◆ **What is expected**: Reproduce all the lines below exactly and omit the images.

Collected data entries
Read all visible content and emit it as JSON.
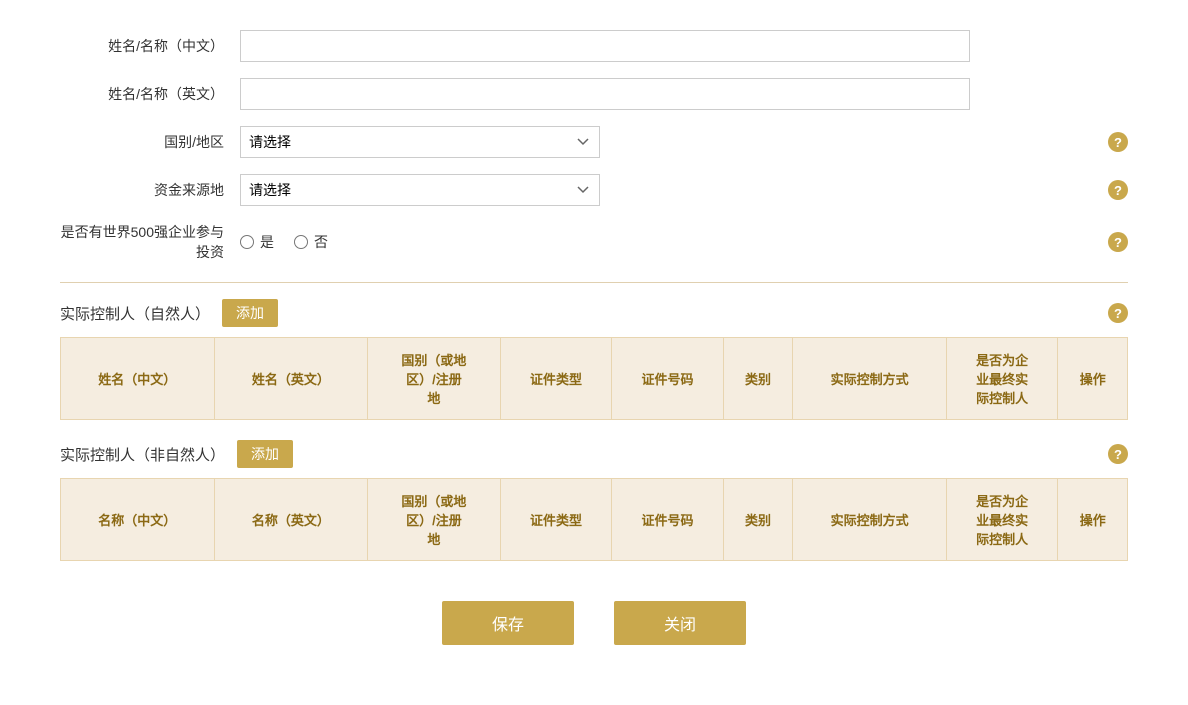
{
  "form": {
    "name_cn_label": "姓名/名称（中文）",
    "name_cn_placeholder": "",
    "name_en_label": "姓名/名称（英文）",
    "name_en_placeholder": "",
    "country_label": "国别/地区",
    "country_placeholder": "请选择",
    "funds_label": "资金来源地",
    "funds_placeholder": "请选择",
    "fortune500_label": "是否有世界500强企业参与投资",
    "yes_label": "是",
    "no_label": "否"
  },
  "natural_controller": {
    "title": "实际控制人（自然人）",
    "add_label": "添加",
    "columns": [
      "姓名（中文）",
      "姓名（英文）",
      "国别（或地区）/注册地",
      "证件类型",
      "证件号码",
      "类别",
      "实际控制方式",
      "是否为企业最终实际控制人",
      "操作"
    ]
  },
  "non_natural_controller": {
    "title": "实际控制人（非自然人）",
    "add_label": "添加",
    "columns": [
      "名称（中文）",
      "名称（英文）",
      "国别（或地区）/注册地",
      "证件类型",
      "证件号码",
      "类别",
      "实际控制方式",
      "是否为企业最终实际控制人",
      "操作"
    ]
  },
  "buttons": {
    "save": "保存",
    "close": "关闭"
  },
  "help_icon": "?"
}
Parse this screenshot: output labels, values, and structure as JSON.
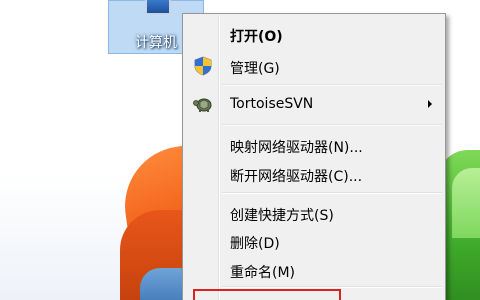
{
  "desktop": {
    "computer_icon": {
      "label": "计算机"
    }
  },
  "context_menu": {
    "items": [
      {
        "label": "打开(O)",
        "bold": true
      },
      {
        "label": "管理(G)",
        "icon": "shield-icon"
      },
      {
        "label": "TortoiseSVN",
        "icon": "tortoise-svn-icon",
        "submenu": true
      },
      {
        "label": "映射网络驱动器(N)..."
      },
      {
        "label": "断开网络驱动器(C)..."
      },
      {
        "label": "创建快捷方式(S)"
      },
      {
        "label": "删除(D)"
      },
      {
        "label": "重命名(M)"
      }
    ]
  },
  "colors": {
    "highlight_border": "#d9231f",
    "selected_icon_bg": "#aacdf0"
  }
}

◆ **Result of the task**:
Read all visible content and emit it as JSON.
{
  "form": {
    "name_cn_label": "姓名/名称（中文）",
    "name_cn_placeholder": "",
    "name_en_label": "姓名/名称（英文）",
    "name_en_placeholder": "",
    "country_label": "国别/地区",
    "country_placeholder": "请选择",
    "funds_label": "资金来源地",
    "funds_placeholder": "请选择",
    "fortune500_label": "是否有世界500强企业参与投资",
    "yes_label": "是",
    "no_label": "否"
  },
  "natural_controller": {
    "title": "实际控制人（自然人）",
    "add_label": "添加",
    "columns": [
      "姓名（中文）",
      "姓名（英文）",
      "国别（或地区）/注册地",
      "证件类型",
      "证件号码",
      "类别",
      "实际控制方式",
      "是否为企业最终实际控制人",
      "操作"
    ]
  },
  "non_natural_controller": {
    "title": "实际控制人（非自然人）",
    "add_label": "添加",
    "columns": [
      "名称（中文）",
      "名称（英文）",
      "国别（或地区）/注册地",
      "证件类型",
      "证件号码",
      "类别",
      "实际控制方式",
      "是否为企业最终实际控制人",
      "操作"
    ]
  },
  "buttons": {
    "save": "保存",
    "close": "关闭"
  },
  "help_icon": "?"
}
Parse this screenshot: output labels, values, and structure as JSON.
{
  "desktop": {
    "computer_icon": {
      "label": "计算机"
    }
  },
  "context_menu": {
    "items": [
      {
        "label": "打开(O)",
        "bold": true
      },
      {
        "label": "管理(G)",
        "icon": "shield-icon"
      },
      {
        "label": "TortoiseSVN",
        "icon": "tortoise-svn-icon",
        "submenu": true
      },
      {
        "label": "映射网络驱动器(N)..."
      },
      {
        "label": "断开网络驱动器(C)..."
      },
      {
        "label": "创建快捷方式(S)"
      },
      {
        "label": "删除(D)"
      },
      {
        "label": "重命名(M)"
      }
    ]
  },
  "colors": {
    "highlight_border": "#d9231f",
    "selected_icon_bg": "#aacdf0"
  }
}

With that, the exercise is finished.